▶ Task directions
Write every record out again exactly, and keep images out of it.

[Information provided start]

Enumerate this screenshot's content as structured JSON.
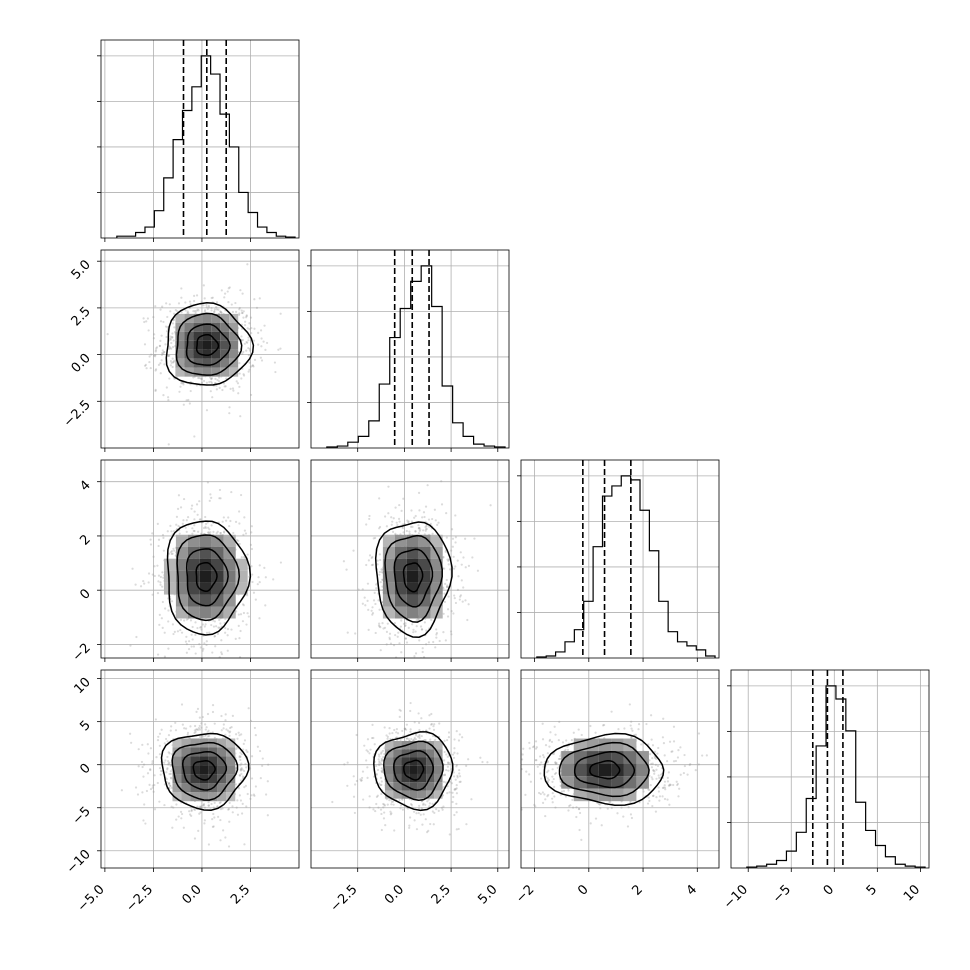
{
  "chart_data": {
    "type": "corner",
    "grid": true,
    "params": [
      {
        "range": [
          -5.2,
          5.0
        ],
        "ticks": [
          -5.0,
          -2.5,
          0.0,
          2.5
        ],
        "tick_labels": [
          "−5.0",
          "−2.5",
          "0.0",
          "2.5"
        ],
        "quantiles": [
          -0.95,
          0.25,
          1.25
        ]
      },
      {
        "range": [
          -5.0,
          5.6
        ],
        "ticks": [
          -2.5,
          0.0,
          2.5,
          5.0
        ],
        "tick_labels": [
          "−2.5",
          "0.0",
          "2.5",
          "5.0"
        ],
        "quantiles": [
          -0.52,
          0.42,
          1.32
        ]
      },
      {
        "range": [
          -2.5,
          4.8
        ],
        "ticks": [
          -2,
          0,
          2,
          4
        ],
        "tick_labels": [
          "−2",
          "0",
          "2",
          "4"
        ],
        "quantiles": [
          -0.22,
          0.58,
          1.55
        ]
      },
      {
        "range": [
          -12,
          11
        ],
        "ticks": [
          -10,
          -5,
          0,
          5,
          10
        ],
        "tick_labels": [
          "−10",
          "−5",
          "0",
          "5",
          "10"
        ],
        "quantiles": [
          -2.5,
          -0.8,
          1.0
        ]
      }
    ],
    "histograms": [
      {
        "counts": [
          1,
          1,
          3,
          6,
          15,
          33,
          54,
          70,
          83,
          100,
          90,
          68,
          50,
          25,
          14,
          6,
          3,
          1,
          0.5
        ]
      },
      {
        "counts": [
          0.5,
          1,
          3,
          6,
          14,
          33,
          57,
          72,
          86,
          94,
          73,
          32,
          13,
          6,
          2,
          1,
          0.5
        ]
      },
      {
        "counts": [
          0.5,
          1,
          3,
          8,
          14,
          28,
          55,
          80,
          85,
          90,
          88,
          73,
          53,
          28,
          13,
          8,
          6,
          4,
          1
        ]
      },
      {
        "counts": [
          0.5,
          1,
          2,
          4,
          9,
          19,
          37,
          65,
          97,
          90,
          73,
          35,
          20,
          12,
          6,
          2,
          1,
          0.5
        ]
      }
    ],
    "hist_ylim_frac": 1.0,
    "pairs": [
      {
        "row": 1,
        "col": 0,
        "center": [
          0.25,
          0.5
        ],
        "sd": [
          1.1,
          1.1
        ]
      },
      {
        "row": 2,
        "col": 0,
        "center": [
          0.2,
          0.5
        ],
        "sd": [
          1.05,
          1.05
        ]
      },
      {
        "row": 2,
        "col": 1,
        "center": [
          0.45,
          0.5
        ],
        "sd": [
          1.0,
          1.05
        ]
      },
      {
        "row": 3,
        "col": 0,
        "center": [
          0.1,
          -0.6
        ],
        "sd": [
          1.1,
          2.2
        ]
      },
      {
        "row": 3,
        "col": 1,
        "center": [
          0.5,
          -0.6
        ],
        "sd": [
          1.05,
          2.2
        ]
      },
      {
        "row": 3,
        "col": 2,
        "center": [
          0.6,
          -0.6
        ],
        "sd": [
          1.1,
          2.0
        ]
      }
    ]
  }
}
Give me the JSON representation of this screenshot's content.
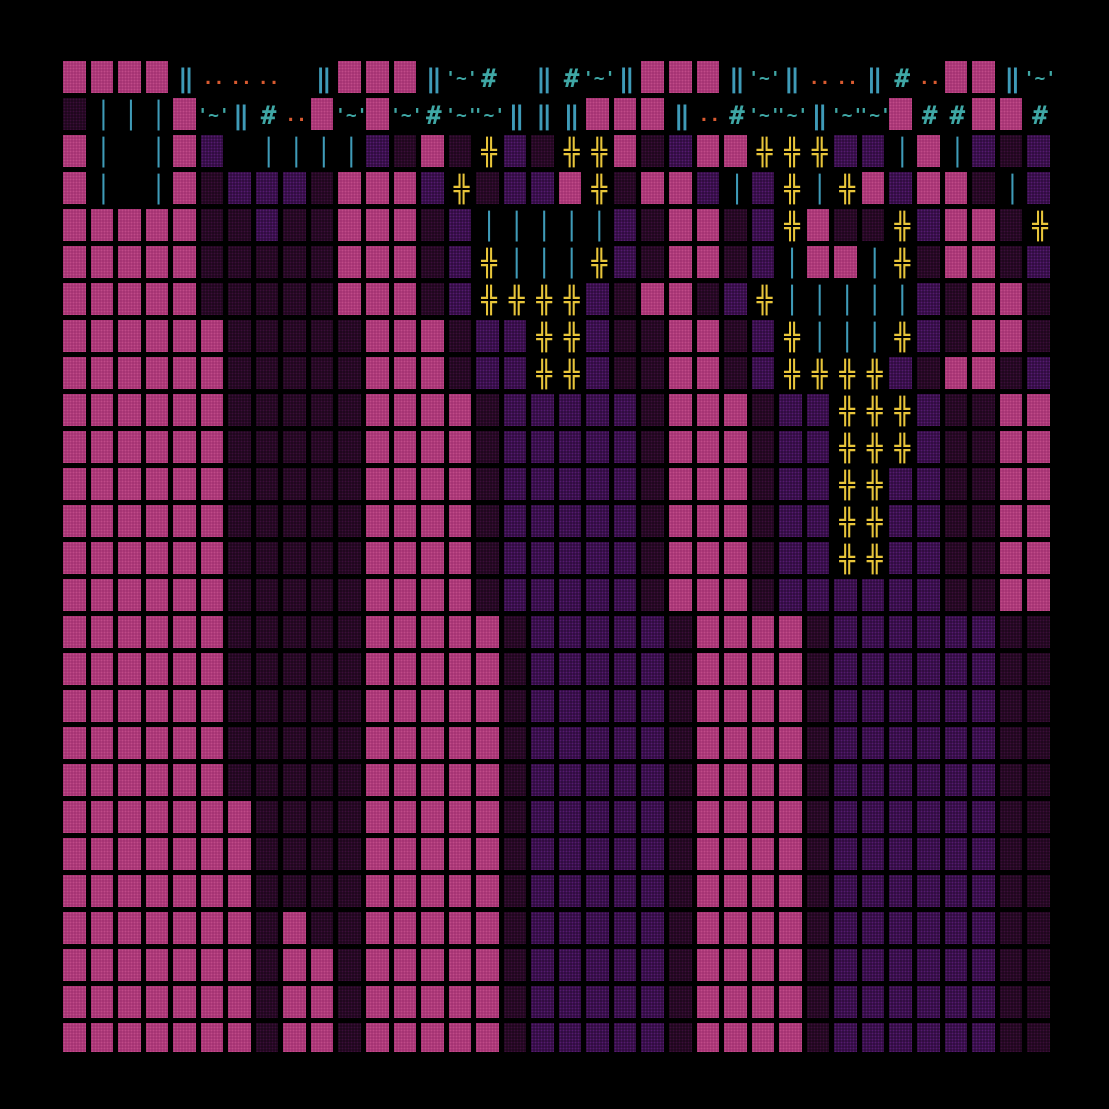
{
  "palette": {
    "background": "#000000",
    "rock": "#a0306f",
    "rock_texture": "#c04a88",
    "deep": "#2a0a38",
    "deep_texture": "#541a6e",
    "shadow": "#1a0618",
    "shadow_texture": "#3a0d38",
    "water": "#3f9bb8",
    "symbol": "#3fa7a5",
    "sparkle": "#d85a30",
    "fence": "#e8c53a"
  },
  "legend": {
    "R": {
      "kind": "block",
      "bg": "#a0306f",
      "dot": "#c04a88"
    },
    "P": {
      "kind": "block",
      "bg": "#2a0a38",
      "dot": "#541a6e"
    },
    "D": {
      "kind": "block",
      "bg": "#1a0618",
      "dot": "#3a0d38"
    },
    ".": {
      "kind": "empty"
    },
    "|": {
      "kind": "glyph",
      "char": "│",
      "color": "#3f9bb8"
    },
    "I": {
      "kind": "glyph",
      "char": "‖",
      "color": "#3f9bb8"
    },
    "#": {
      "kind": "glyph",
      "char": "#",
      "color": "#3fa7a5"
    },
    "~": {
      "kind": "glyph",
      "char": "'~'",
      "color": "#3fa7a5"
    },
    ":": {
      "kind": "glyph",
      "char": "..",
      "color": "#d85a30"
    },
    "+": {
      "kind": "glyph",
      "char": "╬",
      "color": "#e8c53a"
    },
    "s": {
      "kind": "glyph",
      "char": ":",
      "color": "#e8c53a"
    }
  },
  "map_rows": [
    "RRRRI:::.IRRRI~#.I#~IRRRI~I::I#:RRI~I~#",
    "D|||R~I#:R~R~#~~IIIRRRI:#~~I~~R##RR#~",
    "R|.|RP.||||PDRD+PD++RDPRR+++PP|R|PDPP++",
    "R|.|RDPPPDRRRP+DPPR+DRRP|P+|+RPRRD|P|",
    "RRRRRDDPDDRRRDP|||||PDRRDP+RDD+PRRD+RP",
    "RRRRRDDDDDRRRDP+|||+PDRRDP|RR|+DRRDP|D",
    "RRRRRDDDDDRRRDP++++PDRRDP+|||||PDRRDP+|",
    "RRRRRRDDDDDRRRDPP++PDDRRDP+|||+PDRRDP+|",
    "RRRRRRDDDDDRRRDPP++PDDRRDP++++PDRRDP+|",
    "RRRRRRDDDDDRRRRDPPPPPDRRRDPP+++PDDRRDP++",
    "RRRRRRDDDDDRRRRDPPPPPDRRRDPP+++PDDRRDPP+",
    "RRRRRRDDDDDRRRRDPPPPPDRRRDPP++PPDDRRDPP+s",
    "RRRRRRDDDDDRRRRDPPPPPDRRRDPP++PPDDRRDPP+s",
    "RRRRRRDDDDDRRRRDPPPPPDRRRDPP++PPDDRRDPP+s",
    "RRRRRRDDDDDRRRRDPPPPPDRRRDPPPPPPDDRRDPP+s",
    "RRRRRRDDDDDRRRRRDPPPPPDRRRRDPPPPPPDDRRDPP+s",
    "RRRRRRDDDDDRRRRRDPPPPPDRRRRDPPPPPPDDRRDPPPs",
    "RRRRRRDDDDDRRRRRDPPPPPDRRRRDPPPPPPDDRRDPPPs",
    "RRRRRRDDDDDRRRRRDPPPPPDRRRRDPPPPPPDDRRDPPPs",
    "RRRRRRDDDDDRRRRRDPPPPPDRRRRDPPPPPPDDRRDPPPs",
    "RRRRRRRDDDDRRRRRDPPPPPDRRRRDPPPPPPDDRRDPPP",
    "RRRRRRRDDDDRRRRRDPPPPPDRRRRDPPPPPPDDRRDPPP",
    "RRRRRRRDDDDRRRRRDPPPPPDRRRRDPPPPPPDDRRDPPP",
    "RRRRRRRDRDDRRRRRDPPPPPDRRRRDPPPPPPDDRRDPPP",
    "RRRRRRRDRRDRRRRRDPPPPPDRRRRDPPPPPPDDRRDPPP",
    "RRRRRRRDRRDRRRRRDPPPPPDRRRRDPPPPPPDDRRDPPP",
    "RRRRRRRDRRDRRRRRDPPPPPDRRRRDPPPPPPDDRRDPPP"
  ]
}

[Information provided end]

▶ Expected answer
Enumerate this screenshot's content as structured JSON.
{
  "chart_data": {
    "type": "corner",
    "grid": true,
    "params": [
      {
        "range": [
          -5.2,
          5.0
        ],
        "ticks": [
          -5.0,
          -2.5,
          0.0,
          2.5
        ],
        "tick_labels": [
          "−5.0",
          "−2.5",
          "0.0",
          "2.5"
        ],
        "quantiles": [
          -0.95,
          0.25,
          1.25
        ]
      },
      {
        "range": [
          -5.0,
          5.6
        ],
        "ticks": [
          -2.5,
          0.0,
          2.5,
          5.0
        ],
        "tick_labels": [
          "−2.5",
          "0.0",
          "2.5",
          "5.0"
        ],
        "quantiles": [
          -0.52,
          0.42,
          1.32
        ]
      },
      {
        "range": [
          -2.5,
          4.8
        ],
        "ticks": [
          -2,
          0,
          2,
          4
        ],
        "tick_labels": [
          "−2",
          "0",
          "2",
          "4"
        ],
        "quantiles": [
          -0.22,
          0.58,
          1.55
        ]
      },
      {
        "range": [
          -12,
          11
        ],
        "ticks": [
          -10,
          -5,
          0,
          5,
          10
        ],
        "tick_labels": [
          "−10",
          "−5",
          "0",
          "5",
          "10"
        ],
        "quantiles": [
          -2.5,
          -0.8,
          1.0
        ]
      }
    ],
    "histograms": [
      {
        "counts": [
          1,
          1,
          3,
          6,
          15,
          33,
          54,
          70,
          83,
          100,
          90,
          68,
          50,
          25,
          14,
          6,
          3,
          1,
          0.5
        ]
      },
      {
        "counts": [
          0.5,
          1,
          3,
          6,
          14,
          33,
          57,
          72,
          86,
          94,
          73,
          32,
          13,
          6,
          2,
          1,
          0.5
        ]
      },
      {
        "counts": [
          0.5,
          1,
          3,
          8,
          14,
          28,
          55,
          80,
          85,
          90,
          88,
          73,
          53,
          28,
          13,
          8,
          6,
          4,
          1
        ]
      },
      {
        "counts": [
          0.5,
          1,
          2,
          4,
          9,
          19,
          37,
          65,
          97,
          90,
          73,
          35,
          20,
          12,
          6,
          2,
          1,
          0.5
        ]
      }
    ],
    "hist_ylim_frac": 1.0,
    "pairs": [
      {
        "row": 1,
        "col": 0,
        "center": [
          0.25,
          0.5
        ],
        "sd": [
          1.1,
          1.1
        ]
      },
      {
        "row": 2,
        "col": 0,
        "center": [
          0.2,
          0.5
        ],
        "sd": [
          1.05,
          1.05
        ]
      },
      {
        "row": 2,
        "col": 1,
        "center": [
          0.45,
          0.5
        ],
        "sd": [
          1.0,
          1.05
        ]
      },
      {
        "row": 3,
        "col": 0,
        "center": [
          0.1,
          -0.6
        ],
        "sd": [
          1.1,
          2.2
        ]
      },
      {
        "row": 3,
        "col": 1,
        "center": [
          0.5,
          -0.6
        ],
        "sd": [
          1.05,
          2.2
        ]
      },
      {
        "row": 3,
        "col": 2,
        "center": [
          0.6,
          -0.6
        ],
        "sd": [
          1.1,
          2.0
        ]
      }
    ]
  }
}
Give me the JSON representation of this screenshot's content.
{
  "palette": {
    "background": "#000000",
    "rock": "#a0306f",
    "rock_texture": "#c04a88",
    "deep": "#2a0a38",
    "deep_texture": "#541a6e",
    "shadow": "#1a0618",
    "shadow_texture": "#3a0d38",
    "water": "#3f9bb8",
    "symbol": "#3fa7a5",
    "sparkle": "#d85a30",
    "fence": "#e8c53a"
  },
  "legend": {
    "R": {
      "kind": "block",
      "bg": "#a0306f",
      "dot": "#c04a88"
    },
    "P": {
      "kind": "block",
      "bg": "#2a0a38",
      "dot": "#541a6e"
    },
    "D": {
      "kind": "block",
      "bg": "#1a0618",
      "dot": "#3a0d38"
    },
    ".": {
      "kind": "empty"
    },
    "|": {
      "kind": "glyph",
      "char": "│",
      "color": "#3f9bb8"
    },
    "I": {
      "kind": "glyph",
      "char": "‖",
      "color": "#3f9bb8"
    },
    "#": {
      "kind": "glyph",
      "char": "#",
      "color": "#3fa7a5"
    },
    "~": {
      "kind": "glyph",
      "char": "'~'",
      "color": "#3fa7a5"
    },
    ":": {
      "kind": "glyph",
      "char": "..",
      "color": "#d85a30"
    },
    "+": {
      "kind": "glyph",
      "char": "╬",
      "color": "#e8c53a"
    },
    "s": {
      "kind": "glyph",
      "char": ":",
      "color": "#e8c53a"
    }
  },
  "map_rows": [
    "RRRRI:::.IRRRI~#.I#~IRRRI~I::I#:RRI~I~#",
    "D|||R~I#:R~R~#~~IIIRRRI:#~~I~~R##RR#~",
    "R|.|RP.||||PDRD+PD++RDPRR+++PP|R|PDPP++",
    "R|.|RDPPPDRRRP+DPPR+DRRP|P+|+RPRRD|P|",
    "RRRRRDDPDDRRRDP|||||PDRRDP+RDD+PRRD+RP",
    "RRRRRDDDDDRRRDP+|||+PDRRDP|RR|+DRRDP|D",
    "RRRRRDDDDDRRRDP++++PDRRDP+|||||PDRRDP+|",
    "RRRRRRDDDDDRRRDPP++PDDRRDP+|||+PDRRDP+|",
    "RRRRRRDDDDDRRRDPP++PDDRRDP++++PDRRDP+|",
    "RRRRRRDDDDDRRRRDPPPPPDRRRDPP+++PDDRRDP++",
    "RRRRRRDDDDDRRRRDPPPPPDRRRDPP+++PDDRRDPP+",
    "RRRRRRDDDDDRRRRDPPPPPDRRRDPP++PPDDRRDPP+s",
    "RRRRRRDDDDDRRRRDPPPPPDRRRDPP++PPDDRRDPP+s",
    "RRRRRRDDDDDRRRRDPPPPPDRRRDPP++PPDDRRDPP+s",
    "RRRRRRDDDDDRRRRDPPPPPDRRRDPPPPPPDDRRDPP+s",
    "RRRRRRDDDDDRRRRRDPPPPPDRRRRDPPPPPPDDRRDPP+s",
    "RRRRRRDDDDDRRRRRDPPPPPDRRRRDPPPPPPDDRRDPPPs",
    "RRRRRRDDDDDRRRRRDPPPPPDRRRRDPPPPPPDDRRDPPPs",
    "RRRRRRDDDDDRRRRRDPPPPPDRRRRDPPPPPPDDRRDPPPs",
    "RRRRRRDDDDDRRRRRDPPPPPDRRRRDPPPPPPDDRRDPPPs",
    "RRRRRRRDDDDRRRRRDPPPPPDRRRRDPPPPPPDDRRDPPP",
    "RRRRRRRDDDDRRRRRDPPPPPDRRRRDPPPPPPDDRRDPPP",
    "RRRRRRRDDDDRRRRRDPPPPPDRRRRDPPPPPPDDRRDPPP",
    "RRRRRRRDRDDRRRRRDPPPPPDRRRRDPPPPPPDDRRDPPP",
    "RRRRRRRDRRDRRRRRDPPPPPDRRRRDPPPPPPDDRRDPPP",
    "RRRRRRRDRRDRRRRRDPPPPPDRRRRDPPPPPPDDRRDPPP",
    "RRRRRRRDRRDRRRRRDPPPPPDRRRRDPPPPPPDDRRDPPP"
  ]
}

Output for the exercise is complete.